-------- ENTRIES SHOWN

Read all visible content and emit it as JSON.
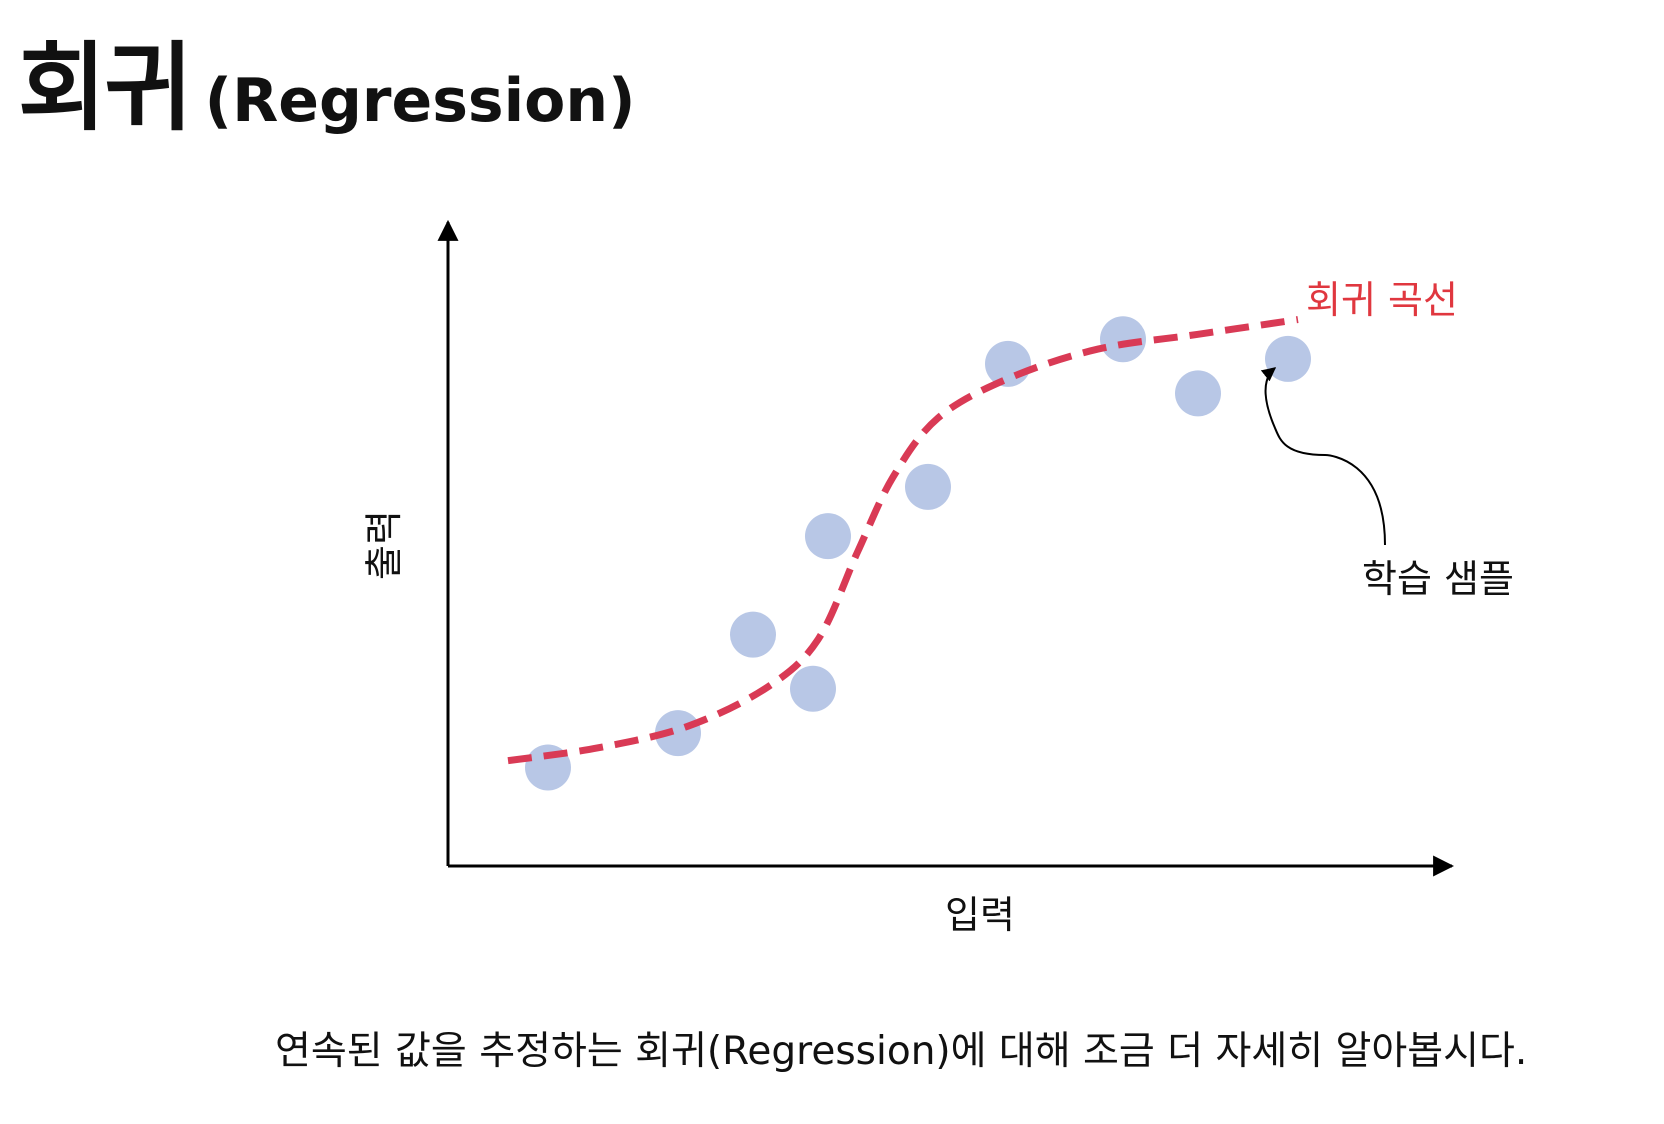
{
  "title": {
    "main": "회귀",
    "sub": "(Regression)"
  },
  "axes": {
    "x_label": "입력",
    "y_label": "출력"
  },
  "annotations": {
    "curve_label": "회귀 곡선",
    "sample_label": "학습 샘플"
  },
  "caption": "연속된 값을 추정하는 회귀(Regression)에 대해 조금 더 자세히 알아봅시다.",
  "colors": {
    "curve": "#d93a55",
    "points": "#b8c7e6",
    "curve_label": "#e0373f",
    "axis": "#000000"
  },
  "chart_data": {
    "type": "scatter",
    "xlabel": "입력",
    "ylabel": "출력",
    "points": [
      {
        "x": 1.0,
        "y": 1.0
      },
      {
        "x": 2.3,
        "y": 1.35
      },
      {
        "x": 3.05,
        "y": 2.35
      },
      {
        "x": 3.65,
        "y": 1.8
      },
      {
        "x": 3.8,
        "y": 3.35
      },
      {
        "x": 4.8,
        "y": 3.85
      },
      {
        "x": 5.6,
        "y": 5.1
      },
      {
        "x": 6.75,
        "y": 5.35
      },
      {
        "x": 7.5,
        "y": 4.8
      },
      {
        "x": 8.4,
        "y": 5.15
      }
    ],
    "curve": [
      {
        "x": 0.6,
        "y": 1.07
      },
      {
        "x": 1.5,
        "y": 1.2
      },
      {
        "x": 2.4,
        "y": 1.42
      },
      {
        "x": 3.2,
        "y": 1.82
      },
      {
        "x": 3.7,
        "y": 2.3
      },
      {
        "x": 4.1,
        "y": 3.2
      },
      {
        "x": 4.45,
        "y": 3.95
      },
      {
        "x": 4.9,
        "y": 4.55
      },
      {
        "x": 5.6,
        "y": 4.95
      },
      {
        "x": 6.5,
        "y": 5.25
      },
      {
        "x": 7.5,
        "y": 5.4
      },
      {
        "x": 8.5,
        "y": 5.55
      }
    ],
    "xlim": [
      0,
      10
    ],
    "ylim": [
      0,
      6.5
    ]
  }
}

----------------

Gather, from the listing above, every line carrying the word "Regression".

* RESULT OF THE EXERCISE:
    "sub": "(Regression)"
  "caption": "연속된 값을 추정하는 회귀(Regression)에 대해 조금 더 자세히 알아봅시다.",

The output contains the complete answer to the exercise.